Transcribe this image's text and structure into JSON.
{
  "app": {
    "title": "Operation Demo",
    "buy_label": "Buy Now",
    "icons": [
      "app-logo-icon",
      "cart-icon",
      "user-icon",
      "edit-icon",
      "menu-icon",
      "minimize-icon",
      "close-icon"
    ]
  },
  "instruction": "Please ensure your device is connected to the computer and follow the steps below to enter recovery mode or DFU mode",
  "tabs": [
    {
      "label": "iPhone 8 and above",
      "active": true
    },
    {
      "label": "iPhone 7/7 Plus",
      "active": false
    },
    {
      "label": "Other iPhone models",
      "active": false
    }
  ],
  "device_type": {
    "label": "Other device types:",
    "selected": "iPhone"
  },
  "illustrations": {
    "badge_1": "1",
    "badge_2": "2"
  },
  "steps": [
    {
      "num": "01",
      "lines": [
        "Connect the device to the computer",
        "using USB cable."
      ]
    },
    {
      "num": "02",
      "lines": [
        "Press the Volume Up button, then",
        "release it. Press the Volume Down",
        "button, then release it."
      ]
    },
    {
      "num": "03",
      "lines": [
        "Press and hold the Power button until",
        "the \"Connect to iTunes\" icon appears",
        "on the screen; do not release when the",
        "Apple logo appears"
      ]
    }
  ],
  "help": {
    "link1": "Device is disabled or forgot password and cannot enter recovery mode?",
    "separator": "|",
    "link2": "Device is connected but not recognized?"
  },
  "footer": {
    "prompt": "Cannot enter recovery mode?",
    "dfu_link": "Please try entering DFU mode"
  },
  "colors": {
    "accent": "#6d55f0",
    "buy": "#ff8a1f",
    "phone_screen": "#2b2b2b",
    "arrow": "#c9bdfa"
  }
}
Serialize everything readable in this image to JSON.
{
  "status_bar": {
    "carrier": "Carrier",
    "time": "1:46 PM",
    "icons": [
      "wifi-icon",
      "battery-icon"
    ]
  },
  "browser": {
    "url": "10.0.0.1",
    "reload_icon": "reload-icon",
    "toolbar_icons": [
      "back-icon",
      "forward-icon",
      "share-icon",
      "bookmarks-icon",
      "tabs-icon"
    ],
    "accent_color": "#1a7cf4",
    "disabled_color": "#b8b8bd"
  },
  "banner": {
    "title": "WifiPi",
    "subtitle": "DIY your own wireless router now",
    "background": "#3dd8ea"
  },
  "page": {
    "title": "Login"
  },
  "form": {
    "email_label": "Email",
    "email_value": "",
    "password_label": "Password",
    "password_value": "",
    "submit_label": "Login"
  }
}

+++

Stated goal: Reproduce exactly, with nothing added, the lines from the one that contains "Serialize everything readable" to the end of the data.

Solution to the problem:
Serialize everything readable in this image to JSON.
{
  "status_bar": {
    "carrier": "Carrier",
    "time": "1:46 PM",
    "icons": [
      "wifi-icon",
      "battery-icon"
    ]
  },
  "browser": {
    "url": "10.0.0.1",
    "reload_icon": "reload-icon",
    "toolbar_icons": [
      "back-icon",
      "forward-icon",
      "share-icon",
      "bookmarks-icon",
      "tabs-icon"
    ],
    "accent_color": "#1a7cf4",
    "disabled_color": "#b8b8bd"
  },
  "banner": {
    "title": "WifiPi",
    "subtitle": "DIY your own wireless router now",
    "background": "#3dd8ea"
  },
  "page": {
    "title": "Login"
  },
  "form": {
    "email_label": "Email",
    "email_value": "",
    "password_label": "Password",
    "password_value": "",
    "submit_label": "Login"
  }
}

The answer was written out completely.